(Document transcript data)
=-=-=

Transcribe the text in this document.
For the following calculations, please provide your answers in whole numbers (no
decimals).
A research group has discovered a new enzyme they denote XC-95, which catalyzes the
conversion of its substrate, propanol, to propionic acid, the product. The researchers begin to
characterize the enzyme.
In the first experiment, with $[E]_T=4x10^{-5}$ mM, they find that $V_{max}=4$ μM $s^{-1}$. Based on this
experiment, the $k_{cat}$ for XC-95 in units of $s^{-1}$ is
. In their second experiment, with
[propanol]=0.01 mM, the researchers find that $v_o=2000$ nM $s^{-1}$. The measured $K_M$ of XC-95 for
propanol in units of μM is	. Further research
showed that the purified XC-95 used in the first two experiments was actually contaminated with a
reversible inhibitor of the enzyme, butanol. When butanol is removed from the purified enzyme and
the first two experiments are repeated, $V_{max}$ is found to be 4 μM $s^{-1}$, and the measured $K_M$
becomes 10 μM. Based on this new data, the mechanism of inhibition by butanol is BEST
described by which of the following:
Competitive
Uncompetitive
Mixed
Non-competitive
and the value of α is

=-=-=

**Problem**
Collect the lines of the data that carry the word "propanol".

**Output for this task**
conversion of its substrate, propanol, to propionic acid, the product. The researchers begin to
[propanol]=0.01 mM, the researchers find that $v_o=2000$ nM $s^{-1}$. The measured $K_M$ of XC-95 for
propanol in units of μM is	. Further research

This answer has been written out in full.